→ **Document segment**:
==================================================
Mary I, the daughter of Henry VIII and Catherine of Aragon, took the throne in England in 1553 and set the stage for the creation of the Geneva Bible. Sixteen years earlier her father, Henry VIII, had released the first Bible in English following his separation from the Catholic Church at Rome. However, once Mary was in power, she immediately began forcing all of England back under the authority of the Roman Church and suppressing the circulation of the Bible in the common (English) tongue. Specifically, Mary I issued proclamations in August 1553 forbidding public reading of the Bible and in June 1555 prohibiting the works of reformers Tyndale, Rogers, Coverdale, Cranmer, and others. In 1558 a proclamation was issued requiring the delivery of the reformers’ writings under penalty of death. A vicious persecution was instituted against anyone who supported the reformers’ views or attempted to circulate the scripture in English. Overall, nearly three hundred people were burned at the stake under Mary’s reign, and many more were imprisoned, tortured, or otherwise punished. Reformer John Rogers, who produced the Matthew’s Bible, was the first to be burned. Others who followed the same fate included Bishop Thomas Cranmer, who was involved with the second and subsequent editions of the Great Bible, Nicolas Ridley, Hugh Latimer, and John Hooper, who was often referred to as the “Father of Puritanism.”
==================================================
→ **Given instruction**: Carry on the account of Mary I's suppression of the English Bible from its last sentence onward.

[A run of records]
==================================================
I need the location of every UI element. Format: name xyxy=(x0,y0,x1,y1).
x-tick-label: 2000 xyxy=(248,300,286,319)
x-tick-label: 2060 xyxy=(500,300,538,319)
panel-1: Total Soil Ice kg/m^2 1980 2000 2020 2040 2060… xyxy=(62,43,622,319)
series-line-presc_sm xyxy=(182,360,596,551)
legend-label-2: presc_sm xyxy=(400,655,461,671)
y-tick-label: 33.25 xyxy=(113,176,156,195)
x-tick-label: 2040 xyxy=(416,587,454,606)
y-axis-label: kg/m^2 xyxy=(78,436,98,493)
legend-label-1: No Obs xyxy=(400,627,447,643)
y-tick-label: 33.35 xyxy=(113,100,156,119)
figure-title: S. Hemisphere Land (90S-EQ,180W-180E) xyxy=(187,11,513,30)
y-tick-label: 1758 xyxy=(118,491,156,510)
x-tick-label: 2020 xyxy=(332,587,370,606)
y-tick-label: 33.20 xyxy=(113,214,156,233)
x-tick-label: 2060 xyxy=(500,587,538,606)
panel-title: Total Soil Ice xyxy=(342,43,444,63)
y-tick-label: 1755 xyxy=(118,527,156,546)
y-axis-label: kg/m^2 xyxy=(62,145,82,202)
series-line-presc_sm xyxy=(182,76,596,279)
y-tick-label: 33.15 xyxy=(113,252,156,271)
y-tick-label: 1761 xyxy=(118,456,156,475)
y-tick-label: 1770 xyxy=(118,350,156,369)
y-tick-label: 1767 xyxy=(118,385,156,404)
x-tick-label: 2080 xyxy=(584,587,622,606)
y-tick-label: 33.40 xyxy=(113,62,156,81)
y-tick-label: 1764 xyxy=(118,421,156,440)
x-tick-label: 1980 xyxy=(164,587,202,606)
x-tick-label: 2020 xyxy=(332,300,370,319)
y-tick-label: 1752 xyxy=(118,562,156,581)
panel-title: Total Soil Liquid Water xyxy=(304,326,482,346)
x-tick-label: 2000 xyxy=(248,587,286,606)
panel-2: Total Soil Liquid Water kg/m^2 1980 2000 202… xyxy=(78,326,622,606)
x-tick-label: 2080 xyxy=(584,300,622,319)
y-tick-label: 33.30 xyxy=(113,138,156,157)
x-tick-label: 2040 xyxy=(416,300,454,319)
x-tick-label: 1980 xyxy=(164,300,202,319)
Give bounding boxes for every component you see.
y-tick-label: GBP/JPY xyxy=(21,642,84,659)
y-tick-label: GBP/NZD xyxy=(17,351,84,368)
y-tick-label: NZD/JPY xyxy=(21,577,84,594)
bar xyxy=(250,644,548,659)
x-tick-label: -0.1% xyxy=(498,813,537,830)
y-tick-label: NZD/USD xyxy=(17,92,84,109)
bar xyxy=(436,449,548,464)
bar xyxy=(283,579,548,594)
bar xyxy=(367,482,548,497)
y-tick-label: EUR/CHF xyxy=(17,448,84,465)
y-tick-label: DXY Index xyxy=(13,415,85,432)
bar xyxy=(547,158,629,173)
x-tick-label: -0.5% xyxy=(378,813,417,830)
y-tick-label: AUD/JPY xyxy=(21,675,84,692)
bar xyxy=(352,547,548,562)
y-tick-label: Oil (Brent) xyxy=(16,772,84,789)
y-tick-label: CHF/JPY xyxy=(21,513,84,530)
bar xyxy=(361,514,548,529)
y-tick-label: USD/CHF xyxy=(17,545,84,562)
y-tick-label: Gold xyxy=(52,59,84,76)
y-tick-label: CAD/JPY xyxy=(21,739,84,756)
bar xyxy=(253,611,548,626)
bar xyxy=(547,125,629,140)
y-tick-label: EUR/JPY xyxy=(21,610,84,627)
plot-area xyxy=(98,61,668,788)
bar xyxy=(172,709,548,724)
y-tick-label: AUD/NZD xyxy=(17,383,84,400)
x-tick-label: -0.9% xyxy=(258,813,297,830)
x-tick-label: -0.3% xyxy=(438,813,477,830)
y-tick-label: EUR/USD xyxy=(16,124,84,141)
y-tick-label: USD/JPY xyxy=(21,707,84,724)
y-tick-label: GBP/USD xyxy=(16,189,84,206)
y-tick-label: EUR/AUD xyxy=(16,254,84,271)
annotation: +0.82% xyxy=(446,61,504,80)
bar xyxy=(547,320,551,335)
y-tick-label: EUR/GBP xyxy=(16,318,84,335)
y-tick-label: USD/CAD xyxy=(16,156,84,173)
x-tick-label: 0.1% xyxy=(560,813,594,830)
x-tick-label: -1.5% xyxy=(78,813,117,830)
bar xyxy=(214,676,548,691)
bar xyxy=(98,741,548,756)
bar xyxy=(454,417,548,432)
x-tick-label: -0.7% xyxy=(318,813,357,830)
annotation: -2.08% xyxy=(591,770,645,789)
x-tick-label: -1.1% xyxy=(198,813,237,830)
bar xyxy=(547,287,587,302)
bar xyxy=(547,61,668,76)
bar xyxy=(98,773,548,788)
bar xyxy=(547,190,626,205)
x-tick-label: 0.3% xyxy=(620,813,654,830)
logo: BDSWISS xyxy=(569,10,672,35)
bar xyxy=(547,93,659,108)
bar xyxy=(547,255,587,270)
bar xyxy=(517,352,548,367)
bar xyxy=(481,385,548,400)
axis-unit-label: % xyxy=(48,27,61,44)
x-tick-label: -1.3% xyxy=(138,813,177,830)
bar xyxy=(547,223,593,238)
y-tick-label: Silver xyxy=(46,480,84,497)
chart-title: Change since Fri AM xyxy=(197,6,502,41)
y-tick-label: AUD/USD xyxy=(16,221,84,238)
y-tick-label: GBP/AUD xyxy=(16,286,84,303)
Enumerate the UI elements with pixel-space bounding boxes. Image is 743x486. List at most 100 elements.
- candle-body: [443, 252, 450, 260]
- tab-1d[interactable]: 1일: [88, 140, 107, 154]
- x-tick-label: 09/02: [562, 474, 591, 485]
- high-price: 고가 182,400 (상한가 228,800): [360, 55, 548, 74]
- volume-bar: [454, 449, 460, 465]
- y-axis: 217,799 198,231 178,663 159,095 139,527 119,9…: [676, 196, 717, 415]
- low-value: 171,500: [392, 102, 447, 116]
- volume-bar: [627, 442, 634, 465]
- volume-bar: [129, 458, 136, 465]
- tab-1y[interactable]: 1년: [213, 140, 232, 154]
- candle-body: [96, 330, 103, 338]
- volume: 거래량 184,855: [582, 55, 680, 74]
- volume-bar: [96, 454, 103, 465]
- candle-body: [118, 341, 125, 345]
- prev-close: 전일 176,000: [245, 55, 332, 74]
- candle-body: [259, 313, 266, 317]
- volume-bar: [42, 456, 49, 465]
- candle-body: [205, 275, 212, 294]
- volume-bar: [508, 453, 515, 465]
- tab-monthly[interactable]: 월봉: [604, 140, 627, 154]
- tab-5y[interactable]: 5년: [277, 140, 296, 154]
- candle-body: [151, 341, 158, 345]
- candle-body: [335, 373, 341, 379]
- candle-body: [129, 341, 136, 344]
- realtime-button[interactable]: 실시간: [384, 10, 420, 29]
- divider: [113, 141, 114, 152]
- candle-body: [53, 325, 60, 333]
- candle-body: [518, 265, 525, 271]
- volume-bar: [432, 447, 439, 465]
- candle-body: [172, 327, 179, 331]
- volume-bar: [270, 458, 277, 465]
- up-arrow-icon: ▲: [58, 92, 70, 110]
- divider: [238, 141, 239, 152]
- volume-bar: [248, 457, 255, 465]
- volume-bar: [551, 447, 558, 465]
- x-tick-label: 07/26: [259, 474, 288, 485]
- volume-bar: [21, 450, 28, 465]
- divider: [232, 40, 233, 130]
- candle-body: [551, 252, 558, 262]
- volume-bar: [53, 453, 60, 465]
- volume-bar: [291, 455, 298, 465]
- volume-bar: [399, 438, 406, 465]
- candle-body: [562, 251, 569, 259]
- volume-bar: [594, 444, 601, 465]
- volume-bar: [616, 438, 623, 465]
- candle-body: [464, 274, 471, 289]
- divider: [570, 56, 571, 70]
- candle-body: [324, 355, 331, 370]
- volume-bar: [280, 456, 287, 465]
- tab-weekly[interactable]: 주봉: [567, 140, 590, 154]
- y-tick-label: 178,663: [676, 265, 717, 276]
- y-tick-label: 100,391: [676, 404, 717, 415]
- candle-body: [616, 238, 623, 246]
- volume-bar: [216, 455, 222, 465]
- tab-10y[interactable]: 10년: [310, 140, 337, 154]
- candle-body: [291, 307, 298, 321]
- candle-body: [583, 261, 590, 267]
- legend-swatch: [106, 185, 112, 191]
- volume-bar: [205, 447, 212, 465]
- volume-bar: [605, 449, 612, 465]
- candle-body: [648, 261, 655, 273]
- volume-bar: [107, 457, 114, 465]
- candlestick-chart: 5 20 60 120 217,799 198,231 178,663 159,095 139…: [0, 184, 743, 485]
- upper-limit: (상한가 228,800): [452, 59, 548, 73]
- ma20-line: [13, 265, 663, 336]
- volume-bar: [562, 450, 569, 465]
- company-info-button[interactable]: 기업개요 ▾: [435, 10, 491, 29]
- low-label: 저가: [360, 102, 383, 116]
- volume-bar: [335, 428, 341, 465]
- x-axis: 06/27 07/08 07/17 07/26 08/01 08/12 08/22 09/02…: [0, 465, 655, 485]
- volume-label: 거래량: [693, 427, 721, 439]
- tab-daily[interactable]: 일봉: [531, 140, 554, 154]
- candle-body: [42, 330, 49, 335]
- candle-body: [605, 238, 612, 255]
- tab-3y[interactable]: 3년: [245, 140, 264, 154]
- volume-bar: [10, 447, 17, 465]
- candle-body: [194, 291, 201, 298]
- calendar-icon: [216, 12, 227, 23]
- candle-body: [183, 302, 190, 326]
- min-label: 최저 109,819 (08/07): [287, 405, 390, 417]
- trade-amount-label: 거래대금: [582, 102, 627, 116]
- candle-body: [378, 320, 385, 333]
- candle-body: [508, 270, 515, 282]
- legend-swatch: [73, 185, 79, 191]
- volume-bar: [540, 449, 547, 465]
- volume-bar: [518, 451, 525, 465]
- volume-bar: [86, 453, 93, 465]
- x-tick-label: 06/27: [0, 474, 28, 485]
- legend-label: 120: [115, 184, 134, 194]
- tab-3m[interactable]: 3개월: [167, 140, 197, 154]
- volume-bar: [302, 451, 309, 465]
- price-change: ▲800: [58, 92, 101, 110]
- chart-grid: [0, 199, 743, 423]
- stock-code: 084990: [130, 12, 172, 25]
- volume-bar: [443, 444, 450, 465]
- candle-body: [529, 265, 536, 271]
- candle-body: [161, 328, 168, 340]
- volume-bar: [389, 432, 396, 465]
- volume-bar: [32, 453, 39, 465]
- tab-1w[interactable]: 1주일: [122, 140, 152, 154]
==================================================
→ **Task output**:
It is estimated that during Bloody Mary’s reign as many as eight hundred reformers fled England to seek shelter on the Continent. Some settled in Strasburg, some in Zurich, and some in Frankfort. Many settled in Geneva, the “Holy City of the Alps,” where Protestantism was supreme. The city was under the control of the famed scholar, John Calvin, with the assistance of Theodore Beza. By 1556 a sizeable English-speaking congregation had formed in Geneva with Scottish reformer John Knox serving as pastor. William Whittingham, a tremendous scholar who according to tradition married a sister of Calvin’s wife, succeeded Knox as pastor in 1557.

The Translation

 

Immediately after the release of Whittingham’s 1557 New Testament, the English exiles entered upon a revision of the whole Bible. Assisted by Beza and possibly Calvin himself, several English exiles were involved in the translating, but it is impossible to say how many. Miles Coverdale, who produced the Coverdale and Great Bibles, resided in Geneva for a time and may have assisted, and a similar claim may be advanced in favor of John Knox. The famed sixteenth-century English historian, John Foxe, was also in refuge in Switzerland during this time. Yet the chief credit belongs to William Whittingham, who was probably assisted by Thomas Sampson, Anthony Gilby, and possibly William Cole, William Kethe, John Baron, John Pullain, and John Bodley.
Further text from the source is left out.